→ **YOUR OBJECTIVE**
Render every line of the listing below as a Markdown table with the columns "Row" and "Line", numbering the rows in order and leaving out any blank lines.

→ **PROVIDED RECORDS**
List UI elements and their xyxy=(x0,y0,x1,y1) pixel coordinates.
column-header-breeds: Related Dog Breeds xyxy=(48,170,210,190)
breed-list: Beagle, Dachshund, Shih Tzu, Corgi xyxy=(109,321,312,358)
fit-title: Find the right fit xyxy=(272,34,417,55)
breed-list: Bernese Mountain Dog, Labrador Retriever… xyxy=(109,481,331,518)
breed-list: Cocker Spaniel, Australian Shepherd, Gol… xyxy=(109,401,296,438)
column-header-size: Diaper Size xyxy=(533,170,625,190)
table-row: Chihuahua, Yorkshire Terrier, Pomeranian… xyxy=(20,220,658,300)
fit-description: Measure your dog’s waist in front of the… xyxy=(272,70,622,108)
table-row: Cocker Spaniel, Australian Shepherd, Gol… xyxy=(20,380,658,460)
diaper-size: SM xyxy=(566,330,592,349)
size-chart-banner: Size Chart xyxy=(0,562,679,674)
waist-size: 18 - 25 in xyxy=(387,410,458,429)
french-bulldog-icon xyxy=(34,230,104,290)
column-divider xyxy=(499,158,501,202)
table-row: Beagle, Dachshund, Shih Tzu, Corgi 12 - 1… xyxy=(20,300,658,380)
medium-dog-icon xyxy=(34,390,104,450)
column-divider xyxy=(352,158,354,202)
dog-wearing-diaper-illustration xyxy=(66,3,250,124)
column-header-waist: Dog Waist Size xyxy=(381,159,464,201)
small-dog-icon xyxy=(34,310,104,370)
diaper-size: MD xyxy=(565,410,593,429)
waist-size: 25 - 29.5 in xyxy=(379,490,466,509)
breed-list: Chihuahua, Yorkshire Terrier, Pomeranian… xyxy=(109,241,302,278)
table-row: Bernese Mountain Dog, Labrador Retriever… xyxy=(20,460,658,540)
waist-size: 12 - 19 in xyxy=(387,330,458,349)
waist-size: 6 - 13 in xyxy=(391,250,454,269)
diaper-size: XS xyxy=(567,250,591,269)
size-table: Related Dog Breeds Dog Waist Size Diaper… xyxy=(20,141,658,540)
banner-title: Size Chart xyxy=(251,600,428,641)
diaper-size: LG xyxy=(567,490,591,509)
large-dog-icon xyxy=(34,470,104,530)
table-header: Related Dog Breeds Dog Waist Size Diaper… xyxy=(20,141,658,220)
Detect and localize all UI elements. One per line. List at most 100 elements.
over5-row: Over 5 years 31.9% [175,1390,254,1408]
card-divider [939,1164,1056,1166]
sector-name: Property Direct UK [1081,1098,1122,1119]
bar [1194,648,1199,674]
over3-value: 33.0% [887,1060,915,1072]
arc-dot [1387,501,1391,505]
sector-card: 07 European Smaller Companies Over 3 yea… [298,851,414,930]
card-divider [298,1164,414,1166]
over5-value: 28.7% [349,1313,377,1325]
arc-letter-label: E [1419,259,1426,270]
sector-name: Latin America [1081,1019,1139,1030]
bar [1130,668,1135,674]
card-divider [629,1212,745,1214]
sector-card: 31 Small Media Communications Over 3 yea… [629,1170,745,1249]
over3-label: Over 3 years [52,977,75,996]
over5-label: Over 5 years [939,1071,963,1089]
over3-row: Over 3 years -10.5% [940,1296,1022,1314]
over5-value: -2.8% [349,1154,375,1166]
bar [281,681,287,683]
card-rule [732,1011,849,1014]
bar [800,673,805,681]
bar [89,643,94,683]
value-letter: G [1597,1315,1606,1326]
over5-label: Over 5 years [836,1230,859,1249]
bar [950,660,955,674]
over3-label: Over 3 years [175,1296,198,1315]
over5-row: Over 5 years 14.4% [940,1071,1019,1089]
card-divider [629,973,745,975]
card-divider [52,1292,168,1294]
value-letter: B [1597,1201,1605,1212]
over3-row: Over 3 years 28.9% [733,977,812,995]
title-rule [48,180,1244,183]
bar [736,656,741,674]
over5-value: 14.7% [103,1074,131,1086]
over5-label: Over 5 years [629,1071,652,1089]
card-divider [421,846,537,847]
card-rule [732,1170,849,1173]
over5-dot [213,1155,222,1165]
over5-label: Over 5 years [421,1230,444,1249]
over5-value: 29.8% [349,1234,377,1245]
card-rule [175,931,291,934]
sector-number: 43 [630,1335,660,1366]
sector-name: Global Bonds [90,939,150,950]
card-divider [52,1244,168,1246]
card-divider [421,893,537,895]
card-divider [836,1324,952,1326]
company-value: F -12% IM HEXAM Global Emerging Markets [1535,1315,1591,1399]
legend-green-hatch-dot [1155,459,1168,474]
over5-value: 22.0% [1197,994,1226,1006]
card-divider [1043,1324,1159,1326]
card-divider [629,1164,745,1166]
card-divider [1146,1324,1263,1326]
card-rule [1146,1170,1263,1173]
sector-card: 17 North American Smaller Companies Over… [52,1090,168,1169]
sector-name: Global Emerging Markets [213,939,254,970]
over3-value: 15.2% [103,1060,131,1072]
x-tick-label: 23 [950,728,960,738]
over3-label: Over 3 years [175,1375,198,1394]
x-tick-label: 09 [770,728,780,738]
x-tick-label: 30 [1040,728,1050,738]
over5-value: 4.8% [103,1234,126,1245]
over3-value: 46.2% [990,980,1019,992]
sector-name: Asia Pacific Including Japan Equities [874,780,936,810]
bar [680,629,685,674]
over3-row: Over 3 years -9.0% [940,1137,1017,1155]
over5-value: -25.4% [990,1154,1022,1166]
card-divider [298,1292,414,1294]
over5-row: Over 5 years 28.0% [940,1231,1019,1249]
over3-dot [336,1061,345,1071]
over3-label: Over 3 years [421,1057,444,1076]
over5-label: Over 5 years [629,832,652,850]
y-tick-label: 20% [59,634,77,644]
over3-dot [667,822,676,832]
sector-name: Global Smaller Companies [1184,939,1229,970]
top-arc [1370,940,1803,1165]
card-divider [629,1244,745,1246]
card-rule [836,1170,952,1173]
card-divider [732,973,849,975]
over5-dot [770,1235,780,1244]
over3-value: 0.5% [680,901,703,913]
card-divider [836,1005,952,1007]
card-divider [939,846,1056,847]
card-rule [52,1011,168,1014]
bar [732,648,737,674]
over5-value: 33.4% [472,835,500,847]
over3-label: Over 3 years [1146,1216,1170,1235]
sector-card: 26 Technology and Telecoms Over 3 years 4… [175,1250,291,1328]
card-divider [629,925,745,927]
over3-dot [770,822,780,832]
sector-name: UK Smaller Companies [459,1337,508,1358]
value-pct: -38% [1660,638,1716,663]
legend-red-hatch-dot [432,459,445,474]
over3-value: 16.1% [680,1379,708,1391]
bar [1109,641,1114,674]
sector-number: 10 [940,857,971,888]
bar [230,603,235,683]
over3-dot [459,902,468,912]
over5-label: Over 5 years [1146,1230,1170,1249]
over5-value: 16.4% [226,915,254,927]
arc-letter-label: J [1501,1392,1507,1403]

→ **ANSWER FOR THE TASK**
| Row | Line |
|---|---|
| 1 | List UI elements and their xyxy=(x0,y0,x1,y1) pixel coordinates. |
| 2 | column-header-breeds: Related Dog Breeds xyxy=(48,170,210,190) |
| 3 | breed-list: Beagle, Dachshund, Shih Tzu, Corgi xyxy=(109,321,312,358) |
| 4 | fit-title: Find the right fit xyxy=(272,34,417,55) |
| 5 | breed-list: Bernese Mountain Dog, Labrador Retriever… xyxy=(109,481,331,518) |
| 6 | breed-list: Cocker Spaniel, Australian Shepherd, Gol… xyxy=(109,401,296,438) |
| 7 | column-header-size: Diaper Size xyxy=(533,170,625,190) |
| 8 | table-row: Chihuahua, Yorkshire Terrier, Pomeranian… xyxy=(20,220,658,300) |
| 9 | fit-description: Measure your dog’s waist in front of the… xyxy=(272,70,622,108) |
| 10 | table-row: Cocker Spaniel, Australian Shepherd, Gol… xyxy=(20,380,658,460) |
| 11 | diaper-size: SM xyxy=(566,330,592,349) |
| 12 | size-chart-banner: Size Chart xyxy=(0,562,679,674) |
| 13 | waist-size: 18 - 25 in xyxy=(387,410,458,429) |
| 14 | french-bulldog-icon xyxy=(34,230,104,290) |
| 15 | column-divider xyxy=(499,158,501,202) |
| 16 | table-row: Beagle, Dachshund, Shih Tzu, Corgi 12 - 1… xyxy=(20,300,658,380) |
| 17 | medium-dog-icon xyxy=(34,390,104,450) |
| 18 | column-divider xyxy=(352,158,354,202) |
| 19 | dog-wearing-diaper-illustration xyxy=(66,3,250,124) |
| 20 | column-header-waist: Dog Waist Size xyxy=(381,159,464,201) |
| 21 | small-dog-icon xyxy=(34,310,104,370) |
| 22 | diaper-size: MD xyxy=(565,410,593,429) |
| 23 | waist-size: 25 - 29.5 in xyxy=(379,490,466,509) |
| 24 | breed-list: Chihuahua, Yorkshire Terrier, Pomeranian… xyxy=(109,241,302,278) |
| 25 | table-row: Bernese Mountain Dog, Labrador Retriever… xyxy=(20,460,658,540) |
| 26 | waist-size: 12 - 19 in xyxy=(387,330,458,349) |
| 27 | waist-size: 6 - 13 in xyxy=(391,250,454,269) |
| 28 | diaper-size: XS xyxy=(567,250,591,269) |
| 29 | size-table: Related Dog Breeds Dog Waist Size Diaper… xyxy=(20,141,658,540) |
| 30 | banner-title: Size Chart xyxy=(251,600,428,641) |
| 31 | diaper-size: LG xyxy=(567,490,591,509) |
| 32 | large-dog-icon xyxy=(34,470,104,530) |
| 33 | table-header: Related Dog Breeds Dog Waist Size Diaper… xyxy=(20,141,658,220) |
| 34 | Detect and localize all UI elements. One per line. List at most 100 elements. |
| 35 | over5-row: Over 5 years 31.9% [175,1390,254,1408] |
| 36 | card-divider [939,1164,1056,1166] |
| 37 | sector-name: Property Direct UK [1081,1098,1122,1119] |
| 38 | bar [1194,648,1199,674] |
| 39 | over3-value: 33.0% [887,1060,915,1072] |
| 40 | arc-dot [1387,501,1391,505] |
| 41 | sector-card: 07 European Smaller Companies Over 3 yea… [298,851,414,930] |
| 42 | card-divider [298,1164,414,1166] |
| 43 | over5-value: 28.7% [349,1313,377,1325] |
| 44 | arc-letter-label: E [1419,259,1426,270] |
| 45 | sector-name: Latin America [1081,1019,1139,1030] |
| 46 | bar [1130,668,1135,674] |
| 47 | card-divider [629,1212,745,1214] |
| 48 | sector-card: 31 Small Media Communications Over 3 yea… [629,1170,745,1249] |
| 49 | over3-label: Over 3 years [52,977,75,996] |
| 50 | over5-label: Over 5 years [939,1071,963,1089] |
| 51 | over3-row: Over 3 years -10.5% [940,1296,1022,1314] |
| 52 | over5-value: -2.8% [349,1154,375,1166] |
| 53 | bar [281,681,287,683] |
| 54 | card-rule [732,1011,849,1014] |
| 55 | bar [800,673,805,681] |
| 56 | bar [89,643,94,683] |
| 57 | value-letter: G [1597,1315,1606,1326] |
| 58 | over5-label: Over 5 years [836,1230,859,1249] |
| 59 | bar [950,660,955,674] |
| 60 | over3-label: Over 3 years [175,1296,198,1315] |
| 61 | over5-row: Over 5 years 14.4% [940,1071,1019,1089] |
| 62 | card-divider [629,973,745,975] |
| 63 | card-divider [52,1292,168,1294] |
| 64 | value-letter: B [1597,1201,1605,1212] |
| 65 | over3-row: Over 3 years 28.9% [733,977,812,995] |
| 66 | title-rule [48,180,1244,183] |
| 67 | bar [736,656,741,674] |
| 68 | over5-value: 14.7% [103,1074,131,1086] |
| 69 | over5-label: Over 5 years [629,1071,652,1089] |
| 70 | card-divider [421,846,537,847] |
| 71 | card-rule [732,1170,849,1173] |
| 72 | over5-dot [213,1155,222,1165] |
| 73 | over5-label: Over 5 years [421,1230,444,1249] |
| 74 | over5-value: 29.8% [349,1234,377,1245] |
| 75 | card-rule [175,931,291,934] |
| 76 | sector-number: 43 [630,1335,660,1366] |
| 77 | sector-name: Global Bonds [90,939,150,950] |
| 78 | card-divider [52,1244,168,1246] |
| 79 | card-divider [421,893,537,895] |
| 80 | card-divider [836,1324,952,1326] |
| 81 | company-value: F -12% IM HEXAM Global Emerging Markets [1535,1315,1591,1399] |
| 82 | legend-green-hatch-dot [1155,459,1168,474] |
| 83 | over5-value: 22.0% [1197,994,1226,1006] |
| 84 | card-divider [1043,1324,1159,1326] |
| 85 | card-divider [629,1164,745,1166] |
| 86 | card-divider [1146,1324,1263,1326] |
| 87 | card-rule [1146,1170,1263,1173] |
| 88 | sector-card: 17 North American Smaller Companies Over… [52,1090,168,1169] |
| 89 | sector-name: Global Emerging Markets [213,939,254,970] |
| 90 | over3-value: 15.2% [103,1060,131,1072] |
| 91 | x-tick-label: 23 [950,728,960,738] |
| 92 | over3-label: Over 3 years [175,1375,198,1394] |
| 93 | x-tick-label: 09 [770,728,780,738] |
| 94 | x-tick-label: 30 [1040,728,1050,738] |
| 95 | over5-value: 4.8% [103,1234,126,1245] |
| 96 | over3-value: 46.2% [990,980,1019,992] |
| 97 | sector-name: Asia Pacific Including Japan Equities [874,780,936,810] |
| 98 | bar [680,629,685,674] |
| 99 | over3-row: Over 3 years -9.0% [940,1137,1017,1155] |
| 100 | over5-value: -25.4% [990,1154,1022,1166] |
| 101 | card-divider [298,1292,414,1294] |
| 102 | over5-row: Over 5 years 28.0% [940,1231,1019,1249] |
| 103 | over3-dot [336,1061,345,1071] |
| 104 | over3-label: Over 3 years [421,1057,444,1076] |
| 105 | over5-label: Over 5 years [629,832,652,850] |
| 106 | y-tick-label: 20% [59,634,77,644] |
| 107 | over3-dot [667,822,676,832] |
| 108 | sector-name: Global Smaller Companies [1184,939,1229,970] |
| 109 | top-arc [1370,940,1803,1165] |
| 110 | card-divider [629,1244,745,1246] |
| 111 | card-rule [836,1170,952,1173] |
| 112 | card-divider [732,973,849,975] |
| 113 | over5-dot [770,1235,780,1244] |
| 114 | over3-value: 0.5% [680,901,703,913] |
| 115 | card-divider [836,1005,952,1007] |
| 116 | card-divider [939,846,1056,847] |
| 117 | card-rule [52,1011,168,1014] |
| 118 | bar [732,648,737,674] |
| 119 | over5-value: 33.4% [472,835,500,847] |
| 120 | over3-label: Over 3 years [1146,1216,1170,1235] |
| 121 | sector-card: 26 Technology and Telecoms Over 3 years 4… [175,1250,291,1328] |
| 122 | card-divider [629,925,745,927] |
| 123 | over3-dot [770,822,780,832] |
| 124 | sector-name: UK Smaller Companies [459,1337,508,1358] |
| 125 | value-pct: -38% [1660,638,1716,663] |
| 126 | legend-red-hatch-dot [432,459,445,474] |
| 127 | over3-value: 16.1% [680,1379,708,1391] |
| 128 | bar [1109,641,1114,674] |
| 129 | sector-number: 10 [940,857,971,888] |
| 130 | bar [230,603,235,683] |
| 131 | over3-dot [459,902,468,912] |
| 132 | over5-label: Over 5 years [1146,1230,1170,1249] |
| 133 | over5-value: 16.4% [226,915,254,927] |
| 134 | arc-letter-label: J [1501,1392,1507,1403] |